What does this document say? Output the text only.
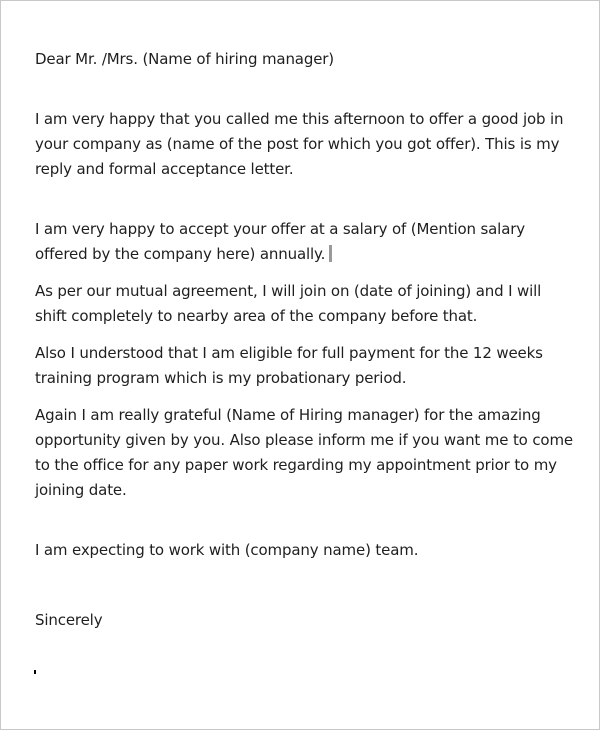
Dear Mr. /Mrs. (Name of hiring manager)

I am very happy that you called me this afternoon to offer a good job in your company as (name of the post for which you got offer). This is my reply and formal acceptance letter.

I am very happy to accept your offer at a salary of (Mention salary offered by the company here) annually.

As per our mutual agreement, I will join on (date of joining) and I will shift completely to nearby area of the company before that.

Also I understood that I am eligible for full payment for the 12 weeks training program which is my probationary period.

Again I am really grateful (Name of Hiring manager) for the amazing opportunity given by you. Also please inform me if you want me to come to the office for any paper work regarding my appointment prior to my joining date.

I am expecting to work with (company name) team.

Sincerely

______

The task
Write out each line again precisely as it appears, skipping every picture.

Reply to the exercise
What does this document say? Output the text only.
Dear Mr. /Mrs. (Name of hiring manager)

I am very happy that you called me this afternoon to offer a good job in your company as (name of the post for which you got offer). This is my reply and formal acceptance letter.

I am very happy to accept your offer at a salary of (Mention salary offered by the company here) annually.

As per our mutual agreement, I will join on (date of joining) and I will shift completely to nearby area of the company before that.

Also I understood that I am eligible for full payment for the 12 weeks training program which is my probationary period.

Again I am really grateful (Name of Hiring manager) for the amazing opportunity given by you. Also please inform me if you want me to come to the office for any paper work regarding my appointment prior to my joining date.

I am expecting to work with (company name) team.

Sincerely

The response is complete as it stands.